Records contained in a dataset
##########

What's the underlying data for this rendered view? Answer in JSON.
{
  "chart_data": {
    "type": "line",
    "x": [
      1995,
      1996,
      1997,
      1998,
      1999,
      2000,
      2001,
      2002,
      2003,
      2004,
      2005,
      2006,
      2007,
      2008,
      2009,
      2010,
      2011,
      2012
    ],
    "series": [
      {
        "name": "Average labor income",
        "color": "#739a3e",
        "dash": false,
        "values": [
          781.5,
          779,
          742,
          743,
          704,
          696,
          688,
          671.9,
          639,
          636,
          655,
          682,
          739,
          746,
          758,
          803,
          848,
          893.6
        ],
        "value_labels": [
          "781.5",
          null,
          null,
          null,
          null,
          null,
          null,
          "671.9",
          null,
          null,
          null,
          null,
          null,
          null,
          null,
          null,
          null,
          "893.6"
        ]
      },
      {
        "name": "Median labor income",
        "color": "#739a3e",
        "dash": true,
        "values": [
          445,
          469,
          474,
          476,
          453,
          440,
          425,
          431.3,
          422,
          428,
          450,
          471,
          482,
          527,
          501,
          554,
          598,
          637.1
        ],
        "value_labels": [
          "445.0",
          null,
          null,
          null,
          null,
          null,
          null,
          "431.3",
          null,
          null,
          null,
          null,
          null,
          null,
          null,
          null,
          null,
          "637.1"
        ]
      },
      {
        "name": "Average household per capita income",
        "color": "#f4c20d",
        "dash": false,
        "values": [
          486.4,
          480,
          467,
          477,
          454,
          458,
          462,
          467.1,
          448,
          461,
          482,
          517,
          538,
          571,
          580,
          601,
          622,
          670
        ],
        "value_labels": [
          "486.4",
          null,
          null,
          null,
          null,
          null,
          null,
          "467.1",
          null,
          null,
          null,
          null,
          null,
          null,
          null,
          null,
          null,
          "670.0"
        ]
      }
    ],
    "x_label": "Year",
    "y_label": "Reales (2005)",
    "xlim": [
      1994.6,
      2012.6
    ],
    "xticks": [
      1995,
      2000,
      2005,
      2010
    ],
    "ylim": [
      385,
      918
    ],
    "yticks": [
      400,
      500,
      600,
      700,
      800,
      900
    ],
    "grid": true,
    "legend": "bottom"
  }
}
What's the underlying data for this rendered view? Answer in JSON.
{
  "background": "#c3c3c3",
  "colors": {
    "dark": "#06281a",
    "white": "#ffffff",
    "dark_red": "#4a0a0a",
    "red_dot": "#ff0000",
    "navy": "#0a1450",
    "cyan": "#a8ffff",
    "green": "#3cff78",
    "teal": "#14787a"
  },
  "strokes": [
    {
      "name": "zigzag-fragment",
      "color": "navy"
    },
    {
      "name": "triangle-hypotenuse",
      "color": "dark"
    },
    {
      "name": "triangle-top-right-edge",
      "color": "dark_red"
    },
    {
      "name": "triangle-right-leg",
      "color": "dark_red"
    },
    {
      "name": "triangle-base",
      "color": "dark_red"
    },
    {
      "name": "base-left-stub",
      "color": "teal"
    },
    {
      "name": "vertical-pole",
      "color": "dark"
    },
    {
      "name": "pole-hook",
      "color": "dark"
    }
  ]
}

##########

Problem:
Copy out the full material exactly as it appears.

Full solution:
What's the underlying data for this rendered view? Answer in JSON.
{
  "chart_data": {
    "type": "line",
    "x": [
      1995,
      1996,
      1997,
      1998,
      1999,
      2000,
      2001,
      2002,
      2003,
      2004,
      2005,
      2006,
      2007,
      2008,
      2009,
      2010,
      2011,
      2012
    ],
    "series": [
      {
        "name": "Average labor income",
        "color": "#739a3e",
        "dash": false,
        "values": [
          781.5,
          779,
          742,
          743,
          704,
          696,
          688,
          671.9,
          639,
          636,
          655,
          682,
          739,
          746,
          758,
          803,
          848,
          893.6
        ],
        "value_labels": [
          "781.5",
          null,
          null,
          null,
          null,
          null,
          null,
          "671.9",
          null,
          null,
          null,
          null,
          null,
          null,
          null,
          null,
          null,
          "893.6"
        ]
      },
      {
        "name": "Median labor income",
        "color": "#739a3e",
        "dash": true,
        "values": [
          445,
          469,
          474,
          476,
          453,
          440,
          425,
          431.3,
          422,
          428,
          450,
          471,
          482,
          527,
          501,
          554,
          598,
          637.1
        ],
        "value_labels": [
          "445.0",
          null,
          null,
          null,
          null,
          null,
          null,
          "431.3",
          null,
          null,
          null,
          null,
          null,
          null,
          null,
          null,
          null,
          "637.1"
        ]
      },
      {
        "name": "Average household per capita income",
        "color": "#f4c20d",
        "dash": false,
        "values": [
          486.4,
          480,
          467,
          477,
          454,
          458,
          462,
          467.1,
          448,
          461,
          482,
          517,
          538,
          571,
          580,
          601,
          622,
          670
        ],
        "value_labels": [
          "486.4",
          null,
          null,
          null,
          null,
          null,
          null,
          "467.1",
          null,
          null,
          null,
          null,
          null,
          null,
          null,
          null,
          null,
          "670.0"
        ]
      }
    ],
    "x_label": "Year",
    "y_label": "Reales (2005)",
    "xlim": [
      1994.6,
      2012.6
    ],
    "xticks": [
      1995,
      2000,
      2005,
      2010
    ],
    "ylim": [
      385,
      918
    ],
    "yticks": [
      400,
      500,
      600,
      700,
      800,
      900
    ],
    "grid": true,
    "legend": "bottom"
  }
}
What's the underlying data for this rendered view? Answer in JSON.
{
  "background": "#c3c3c3",
  "colors": {
    "dark": "#06281a",
    "white": "#ffffff",
    "dark_red": "#4a0a0a",
    "red_dot": "#ff0000",
    "navy": "#0a1450",
    "cyan": "#a8ffff",
    "green": "#3cff78",
    "teal": "#14787a"
  },
  "strokes": [
    {
      "name": "zigzag-fragment",
      "color": "navy"
    },
    {
      "name": "triangle-hypotenuse",
      "color": "dark"
    },
    {
      "name": "triangle-top-right-edge",
      "color": "dark_red"
    },
    {
      "name": "triangle-right-leg",
      "color": "dark_red"
    },
    {
      "name": "triangle-base",
      "color": "dark_red"
    },
    {
      "name": "base-left-stub",
      "color": "teal"
    },
    {
      "name": "vertical-pole",
      "color": "dark"
    },
    {
      "name": "pole-hook",
      "color": "dark"
    }
  ]
}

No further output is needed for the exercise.